▸ Exercise prompt: Write down every entry below once more, exactly.

Start Material for this task

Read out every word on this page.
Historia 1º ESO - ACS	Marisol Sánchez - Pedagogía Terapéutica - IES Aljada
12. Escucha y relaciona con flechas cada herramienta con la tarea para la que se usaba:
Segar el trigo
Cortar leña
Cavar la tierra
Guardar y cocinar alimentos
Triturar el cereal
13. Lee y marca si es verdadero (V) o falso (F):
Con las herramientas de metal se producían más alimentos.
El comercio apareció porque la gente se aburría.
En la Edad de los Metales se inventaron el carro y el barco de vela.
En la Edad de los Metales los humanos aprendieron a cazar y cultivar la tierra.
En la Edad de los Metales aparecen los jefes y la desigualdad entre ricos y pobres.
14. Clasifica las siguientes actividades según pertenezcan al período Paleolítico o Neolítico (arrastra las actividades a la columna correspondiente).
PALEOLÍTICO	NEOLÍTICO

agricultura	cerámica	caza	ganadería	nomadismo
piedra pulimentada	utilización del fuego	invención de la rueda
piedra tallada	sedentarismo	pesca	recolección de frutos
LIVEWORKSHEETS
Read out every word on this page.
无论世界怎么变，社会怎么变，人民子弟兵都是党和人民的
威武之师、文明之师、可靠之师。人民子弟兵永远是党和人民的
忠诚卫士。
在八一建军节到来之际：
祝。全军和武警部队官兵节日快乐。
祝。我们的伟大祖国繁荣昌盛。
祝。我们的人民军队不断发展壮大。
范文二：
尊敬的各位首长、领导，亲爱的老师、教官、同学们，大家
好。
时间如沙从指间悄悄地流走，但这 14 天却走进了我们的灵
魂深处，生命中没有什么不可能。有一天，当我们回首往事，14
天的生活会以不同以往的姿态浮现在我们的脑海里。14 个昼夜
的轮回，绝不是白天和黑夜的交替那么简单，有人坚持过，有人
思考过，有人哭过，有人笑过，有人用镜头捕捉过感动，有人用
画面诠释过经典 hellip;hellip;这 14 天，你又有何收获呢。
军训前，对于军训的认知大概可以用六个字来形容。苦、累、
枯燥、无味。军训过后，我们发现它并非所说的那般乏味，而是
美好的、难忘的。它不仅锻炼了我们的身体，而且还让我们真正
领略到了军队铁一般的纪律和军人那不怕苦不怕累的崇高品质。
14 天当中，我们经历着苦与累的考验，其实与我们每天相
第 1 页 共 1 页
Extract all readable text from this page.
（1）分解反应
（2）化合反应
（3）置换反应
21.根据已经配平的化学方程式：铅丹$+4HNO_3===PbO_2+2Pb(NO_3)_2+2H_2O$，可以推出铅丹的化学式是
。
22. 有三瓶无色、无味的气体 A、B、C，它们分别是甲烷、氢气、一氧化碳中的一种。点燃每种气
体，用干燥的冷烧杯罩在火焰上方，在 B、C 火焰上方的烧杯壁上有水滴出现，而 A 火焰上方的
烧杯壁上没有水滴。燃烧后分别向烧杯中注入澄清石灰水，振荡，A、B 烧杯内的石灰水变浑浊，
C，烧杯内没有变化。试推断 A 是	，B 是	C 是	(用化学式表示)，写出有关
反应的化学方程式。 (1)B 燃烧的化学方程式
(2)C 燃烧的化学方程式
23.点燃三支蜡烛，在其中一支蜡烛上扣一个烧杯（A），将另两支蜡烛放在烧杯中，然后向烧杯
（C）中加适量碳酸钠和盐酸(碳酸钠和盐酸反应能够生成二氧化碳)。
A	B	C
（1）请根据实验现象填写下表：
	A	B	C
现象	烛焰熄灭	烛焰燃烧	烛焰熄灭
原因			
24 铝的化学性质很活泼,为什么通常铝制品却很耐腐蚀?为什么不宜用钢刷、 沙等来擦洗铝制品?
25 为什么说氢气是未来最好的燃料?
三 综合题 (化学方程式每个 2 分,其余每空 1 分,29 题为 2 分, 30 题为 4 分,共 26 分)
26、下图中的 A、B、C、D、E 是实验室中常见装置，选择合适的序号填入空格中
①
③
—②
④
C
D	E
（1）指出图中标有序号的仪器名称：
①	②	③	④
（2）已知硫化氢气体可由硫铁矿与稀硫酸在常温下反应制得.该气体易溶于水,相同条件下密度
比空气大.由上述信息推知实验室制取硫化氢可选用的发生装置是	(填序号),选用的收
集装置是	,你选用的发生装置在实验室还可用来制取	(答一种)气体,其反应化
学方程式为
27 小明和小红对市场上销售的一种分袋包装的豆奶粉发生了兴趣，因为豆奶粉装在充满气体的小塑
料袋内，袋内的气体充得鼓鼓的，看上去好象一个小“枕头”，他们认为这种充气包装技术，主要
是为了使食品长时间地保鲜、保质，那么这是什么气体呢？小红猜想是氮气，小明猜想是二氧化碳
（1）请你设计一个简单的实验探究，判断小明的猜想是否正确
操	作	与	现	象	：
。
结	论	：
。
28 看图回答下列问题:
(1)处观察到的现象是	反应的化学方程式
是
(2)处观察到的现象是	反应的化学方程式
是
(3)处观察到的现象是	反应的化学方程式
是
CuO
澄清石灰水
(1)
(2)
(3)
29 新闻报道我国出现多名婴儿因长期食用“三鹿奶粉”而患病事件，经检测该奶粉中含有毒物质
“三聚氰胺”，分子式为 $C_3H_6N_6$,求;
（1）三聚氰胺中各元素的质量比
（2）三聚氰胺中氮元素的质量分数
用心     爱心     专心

End Material for this task

▸ Solution for this exercise:
Read out every word on this page.
Historia 1º ESO - ACS	Marisol Sánchez - Pedagogía Terapéutica - IES Aljada
12. Escucha y relaciona con flechas cada herramienta con la tarea para la que se usaba:
Segar el trigo
Cortar leña
Cavar la tierra
Guardar y cocinar alimentos
Triturar el cereal
13. Lee y marca si es verdadero (V) o falso (F):
Con las herramientas de metal se producían más alimentos.
El comercio apareció porque la gente se aburría.
En la Edad de los Metales se inventaron el carro y el barco de vela.
En la Edad de los Metales los humanos aprendieron a cazar y cultivar la tierra.
En la Edad de los Metales aparecen los jefes y la desigualdad entre ricos y pobres.
14. Clasifica las siguientes actividades según pertenezcan al período Paleolítico o Neolítico (arrastra las actividades a la columna correspondiente).
PALEOLÍTICO	NEOLÍTICO

agricultura	cerámica	caza	ganadería	nomadismo
piedra pulimentada	utilización del fuego	invención de la rueda
piedra tallada	sedentarismo	pesca	recolección de frutos
LIVEWORKSHEETS
Read out every word on this page.
无论世界怎么变，社会怎么变，人民子弟兵都是党和人民的
威武之师、文明之师、可靠之师。人民子弟兵永远是党和人民的
忠诚卫士。
在八一建军节到来之际：
祝。全军和武警部队官兵节日快乐。
祝。我们的伟大祖国繁荣昌盛。
祝。我们的人民军队不断发展壮大。
范文二：
尊敬的各位首长、领导，亲爱的老师、教官、同学们，大家
好。
时间如沙从指间悄悄地流走，但这 14 天却走进了我们的灵
魂深处，生命中没有什么不可能。有一天，当我们回首往事，14
天的生活会以不同以往的姿态浮现在我们的脑海里。14 个昼夜
的轮回，绝不是白天和黑夜的交替那么简单，有人坚持过，有人
思考过，有人哭过，有人笑过，有人用镜头捕捉过感动，有人用
画面诠释过经典 hellip;hellip;这 14 天，你又有何收获呢。
军训前，对于军训的认知大概可以用六个字来形容。苦、累、
枯燥、无味。军训过后，我们发现它并非所说的那般乏味，而是
美好的、难忘的。它不仅锻炼了我们的身体，而且还让我们真正
领略到了军队铁一般的纪律和军人那不怕苦不怕累的崇高品质。
14 天当中，我们经历着苦与累的考验，其实与我们每天相
第 1 页 共 1 页
Extract all readable text from this page.
（1）分解反应
（2）化合反应
（3）置换反应
21.根据已经配平的化学方程式：铅丹$+4HNO_3===PbO_2+2Pb(NO_3)_2+2H_2O$，可以推出铅丹的化学式是
。
22. 有三瓶无色、无味的气体 A、B、C，它们分别是甲烷、氢气、一氧化碳中的一种。点燃每种气
体，用干燥的冷烧杯罩在火焰上方，在 B、C 火焰上方的烧杯壁上有水滴出现，而 A 火焰上方的
烧杯壁上没有水滴。燃烧后分别向烧杯中注入澄清石灰水，振荡，A、B 烧杯内的石灰水变浑浊，
C，烧杯内没有变化。试推断 A 是	，B 是	C 是	(用化学式表示)，写出有关
反应的化学方程式。 (1)B 燃烧的化学方程式
(2)C 燃烧的化学方程式
23.点燃三支蜡烛，在其中一支蜡烛上扣一个烧杯（A），将另两支蜡烛放在烧杯中，然后向烧杯
（C）中加适量碳酸钠和盐酸(碳酸钠和盐酸反应能够生成二氧化碳)。
A	B	C
（1）请根据实验现象填写下表：
	A	B	C
现象	烛焰熄灭	烛焰燃烧	烛焰熄灭
原因			
24 铝的化学性质很活泼,为什么通常铝制品却很耐腐蚀?为什么不宜用钢刷、 沙等来擦洗铝制品?
25 为什么说氢气是未来最好的燃料?
三 综合题 (化学方程式每个 2 分,其余每空 1 分,29 题为 2 分, 30 题为 4 分,共 26 分)
26、下图中的 A、B、C、D、E 是实验室中常见装置，选择合适的序号填入空格中
①
③
—②
④
C
D	E
（1）指出图中标有序号的仪器名称：
①	②	③	④
（2）已知硫化氢气体可由硫铁矿与稀硫酸在常温下反应制得.该气体易溶于水,相同条件下密度
比空气大.由上述信息推知实验室制取硫化氢可选用的发生装置是	(填序号),选用的收
集装置是	,你选用的发生装置在实验室还可用来制取	(答一种)气体,其反应化
学方程式为
27 小明和小红对市场上销售的一种分袋包装的豆奶粉发生了兴趣，因为豆奶粉装在充满气体的小塑
料袋内，袋内的气体充得鼓鼓的，看上去好象一个小“枕头”，他们认为这种充气包装技术，主要
是为了使食品长时间地保鲜、保质，那么这是什么气体呢？小红猜想是氮气，小明猜想是二氧化碳
（1）请你设计一个简单的实验探究，判断小明的猜想是否正确
操	作	与	现	象	：
。
结	论	：
。
28 看图回答下列问题:
(1)处观察到的现象是	反应的化学方程式
是
(2)处观察到的现象是	反应的化学方程式
是
(3)处观察到的现象是	反应的化学方程式
是
CuO
澄清石灰水
(1)
(2)
(3)
29 新闻报道我国出现多名婴儿因长期食用“三鹿奶粉”而患病事件，经检测该奶粉中含有毒物质
“三聚氰胺”，分子式为 $C_3H_6N_6$,求;
（1）三聚氰胺中各元素的质量比
（2）三聚氰胺中氮元素的质量分数
用心     爱心     专心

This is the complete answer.